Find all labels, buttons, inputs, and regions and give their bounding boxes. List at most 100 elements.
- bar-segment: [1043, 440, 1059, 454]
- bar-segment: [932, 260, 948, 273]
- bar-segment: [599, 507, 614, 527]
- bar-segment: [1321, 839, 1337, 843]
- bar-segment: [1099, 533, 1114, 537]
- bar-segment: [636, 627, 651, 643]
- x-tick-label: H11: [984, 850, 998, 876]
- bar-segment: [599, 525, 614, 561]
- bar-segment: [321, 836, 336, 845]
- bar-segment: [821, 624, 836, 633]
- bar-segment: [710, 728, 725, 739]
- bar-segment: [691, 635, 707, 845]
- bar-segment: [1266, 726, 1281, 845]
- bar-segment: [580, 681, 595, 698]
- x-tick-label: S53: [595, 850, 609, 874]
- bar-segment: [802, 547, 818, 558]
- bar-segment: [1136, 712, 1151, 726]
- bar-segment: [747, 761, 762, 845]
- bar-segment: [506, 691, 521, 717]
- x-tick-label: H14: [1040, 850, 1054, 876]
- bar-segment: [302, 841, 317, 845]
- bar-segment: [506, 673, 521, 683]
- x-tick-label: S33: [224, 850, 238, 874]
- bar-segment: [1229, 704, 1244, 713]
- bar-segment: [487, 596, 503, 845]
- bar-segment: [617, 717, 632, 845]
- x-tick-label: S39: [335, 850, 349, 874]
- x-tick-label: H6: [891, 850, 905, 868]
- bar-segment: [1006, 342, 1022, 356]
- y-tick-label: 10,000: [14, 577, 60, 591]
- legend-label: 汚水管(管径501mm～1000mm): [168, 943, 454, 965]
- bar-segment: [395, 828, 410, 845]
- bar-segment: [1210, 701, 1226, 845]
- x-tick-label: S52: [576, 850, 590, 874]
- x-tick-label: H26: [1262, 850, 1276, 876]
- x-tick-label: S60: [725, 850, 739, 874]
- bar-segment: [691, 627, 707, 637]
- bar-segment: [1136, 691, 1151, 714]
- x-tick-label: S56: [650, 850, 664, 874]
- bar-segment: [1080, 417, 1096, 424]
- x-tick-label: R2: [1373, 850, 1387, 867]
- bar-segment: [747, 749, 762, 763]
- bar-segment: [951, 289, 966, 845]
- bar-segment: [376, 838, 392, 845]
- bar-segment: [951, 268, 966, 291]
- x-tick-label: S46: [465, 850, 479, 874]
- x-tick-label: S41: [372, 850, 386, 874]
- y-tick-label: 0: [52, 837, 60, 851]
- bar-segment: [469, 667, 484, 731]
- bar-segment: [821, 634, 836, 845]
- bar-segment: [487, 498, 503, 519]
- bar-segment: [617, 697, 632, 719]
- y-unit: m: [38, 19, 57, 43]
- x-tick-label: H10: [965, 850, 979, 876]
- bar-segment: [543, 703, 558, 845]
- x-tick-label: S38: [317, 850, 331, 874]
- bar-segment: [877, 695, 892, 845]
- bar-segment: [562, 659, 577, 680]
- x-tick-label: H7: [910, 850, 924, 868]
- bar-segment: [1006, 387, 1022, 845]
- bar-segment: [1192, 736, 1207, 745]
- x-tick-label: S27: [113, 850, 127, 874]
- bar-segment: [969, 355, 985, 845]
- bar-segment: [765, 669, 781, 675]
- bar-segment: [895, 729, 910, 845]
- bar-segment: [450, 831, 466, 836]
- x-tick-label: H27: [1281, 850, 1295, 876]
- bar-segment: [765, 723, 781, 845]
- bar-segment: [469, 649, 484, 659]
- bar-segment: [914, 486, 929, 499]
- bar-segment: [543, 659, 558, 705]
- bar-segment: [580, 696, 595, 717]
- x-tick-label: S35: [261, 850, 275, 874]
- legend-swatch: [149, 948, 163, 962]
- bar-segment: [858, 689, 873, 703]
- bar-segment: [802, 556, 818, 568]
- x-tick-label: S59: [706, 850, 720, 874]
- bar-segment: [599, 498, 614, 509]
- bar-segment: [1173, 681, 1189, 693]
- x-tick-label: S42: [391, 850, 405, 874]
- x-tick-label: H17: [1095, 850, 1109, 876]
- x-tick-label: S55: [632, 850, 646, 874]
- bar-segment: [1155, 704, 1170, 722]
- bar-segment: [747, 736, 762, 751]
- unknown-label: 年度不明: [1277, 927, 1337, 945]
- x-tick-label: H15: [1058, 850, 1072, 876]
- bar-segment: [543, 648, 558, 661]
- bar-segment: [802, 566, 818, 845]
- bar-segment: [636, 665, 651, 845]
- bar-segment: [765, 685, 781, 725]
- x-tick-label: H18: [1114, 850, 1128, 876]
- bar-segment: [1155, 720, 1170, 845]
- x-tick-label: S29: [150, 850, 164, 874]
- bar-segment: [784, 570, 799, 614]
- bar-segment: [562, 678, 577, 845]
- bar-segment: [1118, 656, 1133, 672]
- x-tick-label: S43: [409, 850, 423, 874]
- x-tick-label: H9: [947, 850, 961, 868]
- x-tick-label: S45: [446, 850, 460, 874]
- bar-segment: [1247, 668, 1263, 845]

□ □ □ □ □ □ □

Could you write out the records above again, changing every "x-tick-label" to "x-axis-label" and leaving everything else the same?

Find all labels, buttons, inputs, and regions and give their bounding boxes. List at most 100 elements.
- bar-segment: [1043, 440, 1059, 454]
- bar-segment: [932, 260, 948, 273]
- bar-segment: [599, 507, 614, 527]
- bar-segment: [1321, 839, 1337, 843]
- bar-segment: [1099, 533, 1114, 537]
- bar-segment: [636, 627, 651, 643]
- x-axis-label: H11: [984, 850, 998, 876]
- bar-segment: [599, 525, 614, 561]
- bar-segment: [321, 836, 336, 845]
- bar-segment: [821, 624, 836, 633]
- bar-segment: [710, 728, 725, 739]
- bar-segment: [691, 635, 707, 845]
- bar-segment: [1266, 726, 1281, 845]
- bar-segment: [580, 681, 595, 698]
- x-axis-label: S53: [595, 850, 609, 874]
- bar-segment: [802, 547, 818, 558]
- bar-segment: [1136, 712, 1151, 726]
- bar-segment: [747, 761, 762, 845]
- bar-segment: [506, 691, 521, 717]
- x-axis-label: H14: [1040, 850, 1054, 876]
- bar-segment: [302, 841, 317, 845]
- bar-segment: [506, 673, 521, 683]
- x-axis-label: S33: [224, 850, 238, 874]
- bar-segment: [1229, 704, 1244, 713]
- bar-segment: [487, 596, 503, 845]
- bar-segment: [617, 717, 632, 845]
- x-axis-label: S39: [335, 850, 349, 874]
- x-axis-label: H6: [891, 850, 905, 868]
- bar-segment: [1006, 342, 1022, 356]
- y-tick-label: 10,000: [14, 577, 60, 591]
- legend-label: 汚水管(管径501mm～1000mm): [168, 943, 454, 965]
- bar-segment: [395, 828, 410, 845]
- bar-segment: [1210, 701, 1226, 845]
- x-axis-label: S52: [576, 850, 590, 874]
- x-axis-label: H26: [1262, 850, 1276, 876]
- x-axis-label: S60: [725, 850, 739, 874]
- bar-segment: [691, 627, 707, 637]
- bar-segment: [1136, 691, 1151, 714]
- x-axis-label: S56: [650, 850, 664, 874]
- bar-segment: [1080, 417, 1096, 424]
- x-axis-label: R2: [1373, 850, 1387, 867]
- bar-segment: [747, 749, 762, 763]
- bar-segment: [951, 289, 966, 845]
- bar-segment: [376, 838, 392, 845]
- bar-segment: [951, 268, 966, 291]
- x-axis-label: S46: [465, 850, 479, 874]
- x-axis-label: S41: [372, 850, 386, 874]
- y-tick-label: 0: [52, 837, 60, 851]
- bar-segment: [469, 667, 484, 731]
- bar-segment: [821, 634, 836, 845]
- bar-segment: [487, 498, 503, 519]
- bar-segment: [617, 697, 632, 719]
- y-unit: m: [38, 19, 57, 43]
- x-axis-label: H10: [965, 850, 979, 876]
- bar-segment: [543, 703, 558, 845]
- x-axis-label: S38: [317, 850, 331, 874]
- bar-segment: [877, 695, 892, 845]
- bar-segment: [562, 659, 577, 680]
- x-axis-label: H7: [910, 850, 924, 868]
- bar-segment: [1006, 387, 1022, 845]
- bar-segment: [1192, 736, 1207, 745]
- x-axis-label: S27: [113, 850, 127, 874]
- bar-segment: [969, 355, 985, 845]
- bar-segment: [765, 669, 781, 675]
- bar-segment: [895, 729, 910, 845]
- bar-segment: [450, 831, 466, 836]
- x-axis-label: H27: [1281, 850, 1295, 876]
- bar-segment: [765, 723, 781, 845]
- bar-segment: [469, 649, 484, 659]
- bar-segment: [914, 486, 929, 499]
- bar-segment: [543, 659, 558, 705]
- bar-segment: [580, 696, 595, 717]
- x-axis-label: S35: [261, 850, 275, 874]
- legend-swatch: [149, 948, 163, 962]
- bar-segment: [858, 689, 873, 703]
- bar-segment: [802, 556, 818, 568]
- x-axis-label: S59: [706, 850, 720, 874]
- bar-segment: [599, 498, 614, 509]
- bar-segment: [1173, 681, 1189, 693]
- x-axis-label: S42: [391, 850, 405, 874]
- x-axis-label: H17: [1095, 850, 1109, 876]
- x-axis-label: S55: [632, 850, 646, 874]
- bar-segment: [1155, 704, 1170, 722]
- bar-segment: [747, 736, 762, 751]
- unknown-label: 年度不明: [1277, 927, 1337, 945]
- x-axis-label: H15: [1058, 850, 1072, 876]
- bar-segment: [543, 648, 558, 661]
- bar-segment: [802, 566, 818, 845]
- bar-segment: [636, 665, 651, 845]
- bar-segment: [765, 685, 781, 725]
- x-axis-label: H18: [1114, 850, 1128, 876]
- bar-segment: [1155, 720, 1170, 845]
- x-axis-label: S29: [150, 850, 164, 874]
- bar-segment: [784, 570, 799, 614]
- bar-segment: [562, 678, 577, 845]
- bar-segment: [1118, 656, 1133, 672]
- x-axis-label: S43: [409, 850, 423, 874]
- x-axis-label: H9: [947, 850, 961, 868]
- x-axis-label: S45: [446, 850, 460, 874]
- bar-segment: [1247, 668, 1263, 845]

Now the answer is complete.